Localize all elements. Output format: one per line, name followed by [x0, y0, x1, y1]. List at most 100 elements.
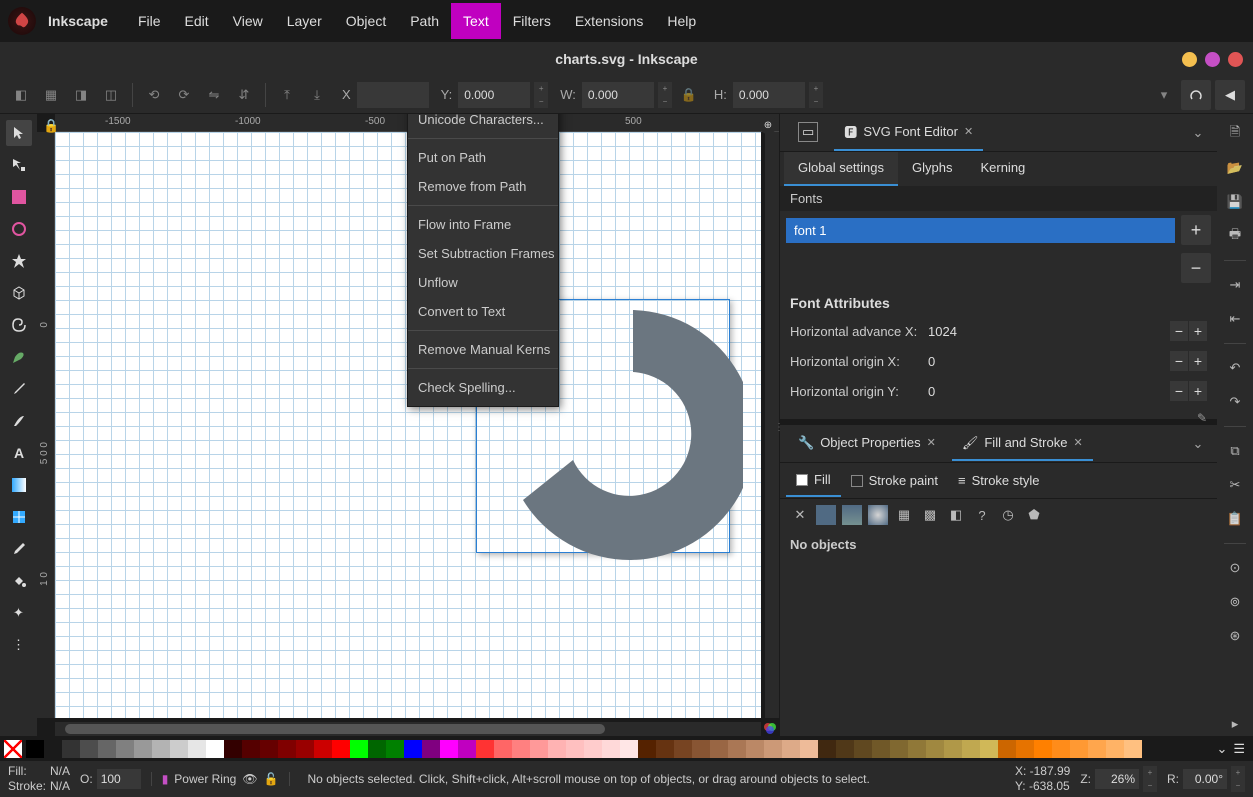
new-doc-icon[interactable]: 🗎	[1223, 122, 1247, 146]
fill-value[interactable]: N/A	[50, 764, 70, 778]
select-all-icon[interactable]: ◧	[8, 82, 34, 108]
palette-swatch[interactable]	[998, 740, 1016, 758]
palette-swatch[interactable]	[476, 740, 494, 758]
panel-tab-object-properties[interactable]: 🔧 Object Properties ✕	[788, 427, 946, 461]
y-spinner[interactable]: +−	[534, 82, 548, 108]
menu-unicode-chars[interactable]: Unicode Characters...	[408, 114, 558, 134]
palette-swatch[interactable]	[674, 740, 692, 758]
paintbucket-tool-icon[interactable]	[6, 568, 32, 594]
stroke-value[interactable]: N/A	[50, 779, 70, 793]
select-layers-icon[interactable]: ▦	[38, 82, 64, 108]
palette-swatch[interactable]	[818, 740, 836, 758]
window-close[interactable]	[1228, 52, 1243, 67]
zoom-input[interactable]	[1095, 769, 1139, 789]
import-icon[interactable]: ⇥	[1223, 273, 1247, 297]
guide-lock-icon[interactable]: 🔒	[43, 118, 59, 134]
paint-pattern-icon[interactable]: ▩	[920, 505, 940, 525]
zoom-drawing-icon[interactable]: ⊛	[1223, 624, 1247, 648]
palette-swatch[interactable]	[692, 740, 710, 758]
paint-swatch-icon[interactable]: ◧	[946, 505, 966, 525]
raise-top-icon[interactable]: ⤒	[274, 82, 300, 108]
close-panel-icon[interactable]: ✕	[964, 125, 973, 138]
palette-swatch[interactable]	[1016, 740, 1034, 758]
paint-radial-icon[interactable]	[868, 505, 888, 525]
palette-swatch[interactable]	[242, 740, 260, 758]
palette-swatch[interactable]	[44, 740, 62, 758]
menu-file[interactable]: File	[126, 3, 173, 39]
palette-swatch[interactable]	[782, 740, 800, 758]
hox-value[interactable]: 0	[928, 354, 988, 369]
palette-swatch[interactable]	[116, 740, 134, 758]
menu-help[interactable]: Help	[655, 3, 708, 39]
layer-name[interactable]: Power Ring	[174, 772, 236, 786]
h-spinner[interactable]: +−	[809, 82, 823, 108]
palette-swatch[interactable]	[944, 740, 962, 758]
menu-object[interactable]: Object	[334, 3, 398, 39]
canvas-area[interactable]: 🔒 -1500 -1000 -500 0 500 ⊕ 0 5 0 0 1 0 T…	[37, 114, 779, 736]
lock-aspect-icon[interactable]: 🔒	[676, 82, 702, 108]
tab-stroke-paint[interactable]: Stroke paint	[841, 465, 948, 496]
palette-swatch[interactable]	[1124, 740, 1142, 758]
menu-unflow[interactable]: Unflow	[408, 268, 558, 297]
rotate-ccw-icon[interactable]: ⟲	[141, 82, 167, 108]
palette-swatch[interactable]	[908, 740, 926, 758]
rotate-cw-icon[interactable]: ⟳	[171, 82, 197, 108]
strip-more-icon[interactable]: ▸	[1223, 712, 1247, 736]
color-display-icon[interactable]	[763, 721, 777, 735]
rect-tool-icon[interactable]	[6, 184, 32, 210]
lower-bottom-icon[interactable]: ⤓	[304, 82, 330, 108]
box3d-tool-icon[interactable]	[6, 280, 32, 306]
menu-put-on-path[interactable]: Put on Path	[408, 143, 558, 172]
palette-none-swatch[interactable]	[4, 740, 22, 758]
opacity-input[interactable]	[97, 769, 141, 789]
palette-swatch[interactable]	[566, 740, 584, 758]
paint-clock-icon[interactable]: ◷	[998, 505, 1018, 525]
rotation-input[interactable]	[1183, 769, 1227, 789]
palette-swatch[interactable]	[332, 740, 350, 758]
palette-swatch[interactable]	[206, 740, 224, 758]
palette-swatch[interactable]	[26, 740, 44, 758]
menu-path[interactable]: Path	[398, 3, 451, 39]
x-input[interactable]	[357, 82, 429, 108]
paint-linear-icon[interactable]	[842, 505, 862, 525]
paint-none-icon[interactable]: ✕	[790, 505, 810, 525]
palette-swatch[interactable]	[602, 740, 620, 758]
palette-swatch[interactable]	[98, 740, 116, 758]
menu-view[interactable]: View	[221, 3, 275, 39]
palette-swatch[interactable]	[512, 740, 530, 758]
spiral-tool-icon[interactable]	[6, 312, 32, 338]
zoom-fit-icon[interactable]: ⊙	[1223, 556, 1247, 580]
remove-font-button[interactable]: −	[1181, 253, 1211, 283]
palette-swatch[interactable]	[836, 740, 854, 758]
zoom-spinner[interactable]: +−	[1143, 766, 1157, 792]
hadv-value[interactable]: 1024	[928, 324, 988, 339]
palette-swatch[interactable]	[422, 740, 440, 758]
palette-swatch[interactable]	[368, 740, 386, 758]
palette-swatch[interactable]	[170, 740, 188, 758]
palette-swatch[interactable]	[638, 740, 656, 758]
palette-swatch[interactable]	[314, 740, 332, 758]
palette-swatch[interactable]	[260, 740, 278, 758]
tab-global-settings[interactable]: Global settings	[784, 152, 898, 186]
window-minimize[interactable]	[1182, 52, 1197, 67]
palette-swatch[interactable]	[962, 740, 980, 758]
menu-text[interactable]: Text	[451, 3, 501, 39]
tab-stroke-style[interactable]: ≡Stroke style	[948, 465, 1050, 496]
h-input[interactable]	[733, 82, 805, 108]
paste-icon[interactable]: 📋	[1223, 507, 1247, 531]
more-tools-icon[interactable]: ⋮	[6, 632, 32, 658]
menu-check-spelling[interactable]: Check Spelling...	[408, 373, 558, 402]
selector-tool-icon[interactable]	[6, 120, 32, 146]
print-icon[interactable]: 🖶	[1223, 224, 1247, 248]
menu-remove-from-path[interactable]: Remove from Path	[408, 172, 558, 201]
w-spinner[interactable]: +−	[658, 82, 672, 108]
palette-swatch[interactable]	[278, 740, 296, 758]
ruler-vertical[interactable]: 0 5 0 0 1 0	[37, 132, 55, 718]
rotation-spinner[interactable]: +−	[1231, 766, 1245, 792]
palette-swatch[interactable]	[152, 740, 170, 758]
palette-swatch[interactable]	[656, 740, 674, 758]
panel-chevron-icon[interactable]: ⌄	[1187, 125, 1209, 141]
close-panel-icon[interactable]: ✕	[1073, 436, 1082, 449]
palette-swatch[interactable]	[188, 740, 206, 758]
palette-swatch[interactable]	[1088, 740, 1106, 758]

* * * * * * *

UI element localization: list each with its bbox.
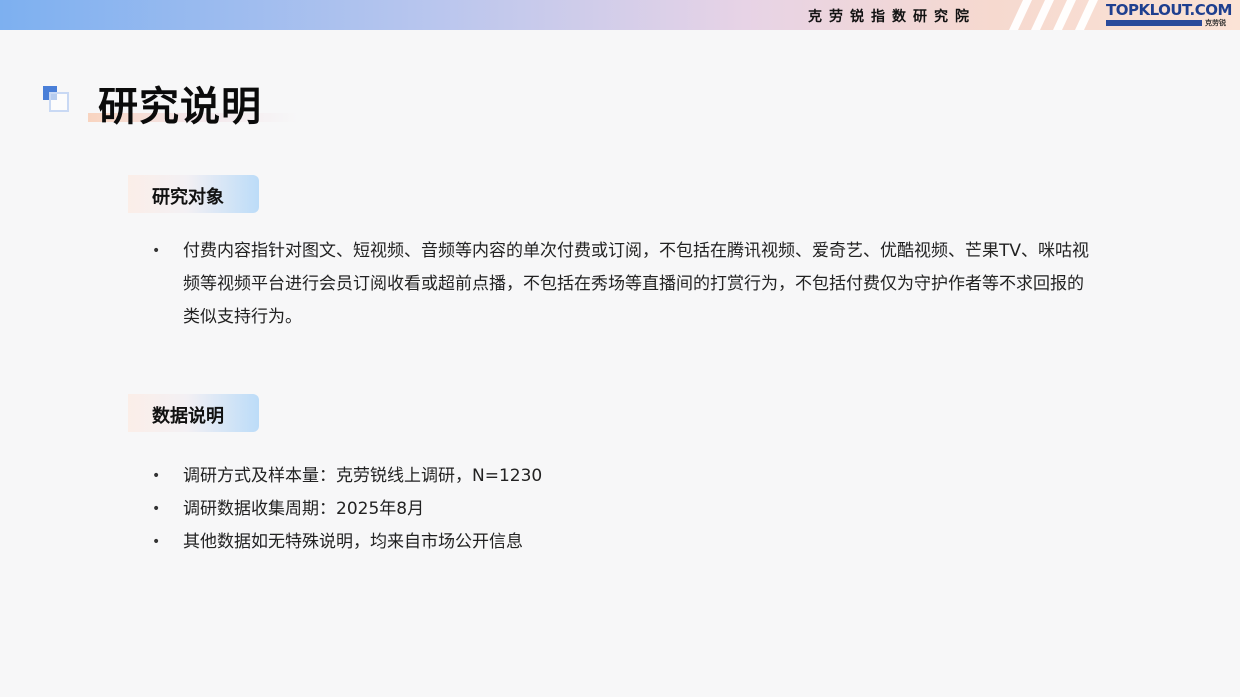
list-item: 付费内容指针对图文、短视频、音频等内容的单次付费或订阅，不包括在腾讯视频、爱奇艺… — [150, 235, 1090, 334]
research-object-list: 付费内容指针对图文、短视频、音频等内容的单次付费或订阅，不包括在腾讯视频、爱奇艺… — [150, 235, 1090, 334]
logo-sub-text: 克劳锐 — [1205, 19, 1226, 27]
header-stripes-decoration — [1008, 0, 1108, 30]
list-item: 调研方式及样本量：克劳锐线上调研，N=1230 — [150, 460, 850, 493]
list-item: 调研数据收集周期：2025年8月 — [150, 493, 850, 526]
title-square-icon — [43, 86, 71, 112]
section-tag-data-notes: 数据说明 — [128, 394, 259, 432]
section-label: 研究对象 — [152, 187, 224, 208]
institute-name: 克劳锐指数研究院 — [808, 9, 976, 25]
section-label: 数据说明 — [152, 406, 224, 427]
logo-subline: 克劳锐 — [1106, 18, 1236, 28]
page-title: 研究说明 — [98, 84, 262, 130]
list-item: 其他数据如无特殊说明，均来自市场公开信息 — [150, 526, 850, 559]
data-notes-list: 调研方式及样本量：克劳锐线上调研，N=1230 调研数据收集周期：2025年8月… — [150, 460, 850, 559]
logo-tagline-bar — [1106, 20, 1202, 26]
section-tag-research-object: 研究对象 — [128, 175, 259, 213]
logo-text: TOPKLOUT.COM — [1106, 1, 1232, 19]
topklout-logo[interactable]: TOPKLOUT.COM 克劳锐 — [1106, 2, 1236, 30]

* * * * * * *

__AIM__
Put the records from the line containing "list-item: 付费内容指针对图文、短视频、音频等内容的单次付费或订阅，不包括在腾讯视频、爱奇艺… —" up to and including the line containing "topklout-logo[interactable]: TOPKLOUT.COM 克劳锐" into a Markdown table, skipping blank lines. Use two columns: Row for the row number and Line for the line itself.

__RIGHT ANSWER__
| Row | Line |
|---|---|
| 1 | list-item: 付费内容指针对图文、短视频、音频等内容的单次付费或订阅，不包括在腾讯视频、爱奇艺… — [150, 235, 1090, 334] |
| 2 | research-object-list: 付费内容指针对图文、短视频、音频等内容的单次付费或订阅，不包括在腾讯视频、爱奇艺… — [150, 235, 1090, 334] |
| 3 | logo-sub-text: 克劳锐 — [1205, 19, 1226, 27] |
| 4 | header-stripes-decoration — [1008, 0, 1108, 30] |
| 5 | list-item: 调研方式及样本量：克劳锐线上调研，N=1230 — [150, 460, 850, 493] |
| 6 | list-item: 调研数据收集周期：2025年8月 — [150, 493, 850, 526] |
| 7 | title-square-icon — [43, 86, 71, 112] |
| 8 | section-tag-data-notes: 数据说明 — [128, 394, 259, 432] |
| 9 | section-label: 研究对象 — [152, 187, 224, 208] |
| 10 | institute-name: 克劳锐指数研究院 — [808, 9, 976, 25] |
| 11 | section-label: 数据说明 — [152, 406, 224, 427] |
| 12 | logo-subline: 克劳锐 — [1106, 18, 1236, 28] |
| 13 | page-title: 研究说明 — [98, 84, 262, 130] |
| 14 | list-item: 其他数据如无特殊说明，均来自市场公开信息 — [150, 526, 850, 559] |
| 15 | data-notes-list: 调研方式及样本量：克劳锐线上调研，N=1230 调研数据收集周期：2025年8月… — [150, 460, 850, 559] |
| 16 | logo-tagline-bar — [1106, 20, 1202, 26] |
| 17 | section-tag-research-object: 研究对象 — [128, 175, 259, 213] |
| 18 | logo-text: TOPKLOUT.COM — [1106, 1, 1232, 19] |
| 19 | topklout-logo[interactable]: TOPKLOUT.COM 克劳锐 — [1106, 2, 1236, 30] |